• Work request: Write what comes next in the forum discussion about a VGG model overfitting its training data, picking up after its final sentence.

------ Source document ------

From my understanding, this is a case of my model overfitting the training data. I tried adding data augmentation with ImageDataGenerator as recommended but that seems to only decrease my training accuracy. Validation accuracy continues to hover at ~88%.

@alexandrecc Can you elaborate on what you mean by using multiple crops and training with higher resolution images?

I suspect you are talking about updating

model.add(Lambda(vgg_preprocess,
            input_shape=(3, 224, 224),
            output_shape=(3, 224, 224)))

to train with higher resolution but I am not sure. I tried playing with that but I am getting weird errors that I am currently trying to debug. I know that Jeremy talks about this specific line of code in lesson 3 so I will go rewatch that to see if I can gain anymore insight as to what exactly this line is doing.

You can probably assume that you are able to overfit the training dataset (good job, first step done!). Now, with images size of 224x224, and data augmentation using ImageDataGenerator, you should be able to get about 0.985 validation/test accuracy with a properly trained VGG network. Assuming that your code is working, tweaking the data augmentation parameters can probably improve the valid/test accuracy. You need to augment in a meaningful way without losing the representation of the image.

------ Provided information ------

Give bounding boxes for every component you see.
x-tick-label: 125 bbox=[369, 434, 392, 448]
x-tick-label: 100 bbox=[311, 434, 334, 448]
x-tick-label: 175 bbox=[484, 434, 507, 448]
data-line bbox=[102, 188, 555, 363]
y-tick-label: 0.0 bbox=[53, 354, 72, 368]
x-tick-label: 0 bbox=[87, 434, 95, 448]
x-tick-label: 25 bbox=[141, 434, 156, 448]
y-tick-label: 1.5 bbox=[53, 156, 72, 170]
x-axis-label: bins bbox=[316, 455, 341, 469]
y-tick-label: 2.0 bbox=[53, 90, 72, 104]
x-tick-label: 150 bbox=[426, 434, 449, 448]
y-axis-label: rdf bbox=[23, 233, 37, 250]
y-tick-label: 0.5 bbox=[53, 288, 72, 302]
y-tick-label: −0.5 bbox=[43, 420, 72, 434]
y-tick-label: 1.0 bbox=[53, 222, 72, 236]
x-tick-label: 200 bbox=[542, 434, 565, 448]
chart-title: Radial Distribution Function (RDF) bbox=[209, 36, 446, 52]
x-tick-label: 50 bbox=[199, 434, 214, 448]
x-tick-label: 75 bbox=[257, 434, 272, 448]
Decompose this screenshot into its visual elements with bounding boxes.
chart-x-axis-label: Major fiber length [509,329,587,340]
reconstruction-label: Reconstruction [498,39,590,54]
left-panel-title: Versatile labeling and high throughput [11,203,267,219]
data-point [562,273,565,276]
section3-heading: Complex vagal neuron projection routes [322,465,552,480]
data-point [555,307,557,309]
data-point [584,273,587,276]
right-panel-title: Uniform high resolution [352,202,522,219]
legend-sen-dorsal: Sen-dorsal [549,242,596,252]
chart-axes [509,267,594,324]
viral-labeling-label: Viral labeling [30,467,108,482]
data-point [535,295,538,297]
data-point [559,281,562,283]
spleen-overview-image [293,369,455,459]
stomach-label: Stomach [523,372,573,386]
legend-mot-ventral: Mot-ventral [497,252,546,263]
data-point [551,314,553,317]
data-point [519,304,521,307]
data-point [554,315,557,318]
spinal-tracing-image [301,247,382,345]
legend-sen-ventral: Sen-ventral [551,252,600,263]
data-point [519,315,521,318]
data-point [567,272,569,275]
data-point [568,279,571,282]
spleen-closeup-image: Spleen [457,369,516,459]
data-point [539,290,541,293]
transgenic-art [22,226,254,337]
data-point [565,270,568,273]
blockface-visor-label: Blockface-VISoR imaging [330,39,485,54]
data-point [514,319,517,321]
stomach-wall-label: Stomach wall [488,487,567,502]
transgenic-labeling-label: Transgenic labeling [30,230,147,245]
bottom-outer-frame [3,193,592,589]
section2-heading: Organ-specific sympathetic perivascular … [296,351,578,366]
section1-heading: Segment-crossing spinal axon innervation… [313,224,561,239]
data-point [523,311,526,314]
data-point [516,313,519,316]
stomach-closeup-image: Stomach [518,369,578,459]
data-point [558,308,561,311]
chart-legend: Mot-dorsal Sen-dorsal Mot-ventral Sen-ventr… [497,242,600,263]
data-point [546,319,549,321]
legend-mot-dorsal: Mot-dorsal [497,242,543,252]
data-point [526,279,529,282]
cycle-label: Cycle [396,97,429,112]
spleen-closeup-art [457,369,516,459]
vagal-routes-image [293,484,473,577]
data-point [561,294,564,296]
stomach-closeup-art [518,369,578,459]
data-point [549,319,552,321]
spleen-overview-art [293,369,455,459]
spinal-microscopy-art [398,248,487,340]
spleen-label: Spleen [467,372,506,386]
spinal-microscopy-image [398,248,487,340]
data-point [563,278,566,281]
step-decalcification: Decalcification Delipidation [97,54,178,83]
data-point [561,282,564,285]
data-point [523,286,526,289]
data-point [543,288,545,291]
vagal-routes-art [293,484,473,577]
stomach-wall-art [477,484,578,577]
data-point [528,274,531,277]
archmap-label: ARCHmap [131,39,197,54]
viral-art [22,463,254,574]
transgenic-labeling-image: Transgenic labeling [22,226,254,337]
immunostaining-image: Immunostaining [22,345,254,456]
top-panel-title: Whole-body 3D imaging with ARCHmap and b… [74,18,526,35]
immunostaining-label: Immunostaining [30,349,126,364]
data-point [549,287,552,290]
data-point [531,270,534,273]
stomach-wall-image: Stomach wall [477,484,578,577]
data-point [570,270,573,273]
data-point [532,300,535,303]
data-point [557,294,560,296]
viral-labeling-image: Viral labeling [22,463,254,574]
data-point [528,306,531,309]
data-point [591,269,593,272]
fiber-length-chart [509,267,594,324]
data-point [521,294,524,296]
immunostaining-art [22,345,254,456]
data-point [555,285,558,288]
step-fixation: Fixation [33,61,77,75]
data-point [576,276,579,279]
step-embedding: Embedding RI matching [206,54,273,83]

------

• Exercise response:
With 450x450 resolution, you can get probably around 0.989 but the training is a bit unstable. With InceptionV3 or Xception you can get around 0.993. Multiple crops of the original image and average ensembling of the prediction results from different networks and crops got me around 0.995. I can probably get a bit higher with random forest ensembling or XGBoost.

I managed to get the validation accuracy to hover around ~95% with no data augmentation. To do this, I removed the dropout layer from the full connected layers.

After that, it seems that no matter how I tweak the data generator it only decreases my training accuracy and at best it doesn’t do anything to my validation accuracy. Most of the times, it also decreases my validation accuracy.

Hey Alexandre, Could you provide a bit more clarification on “Try to maximize your image resolution as much as your GPU allows”.

Since VGG only accepts 224x224 images how do people typically go about sending larger images through this type of network?

The pretrained VGG model on Imagenet was trained with 224x224 images. But you can input different image sizes since the pretrained convolution filters are applied to the entire image. Higher resolutions images take more GPU memory so you need to change the batch size.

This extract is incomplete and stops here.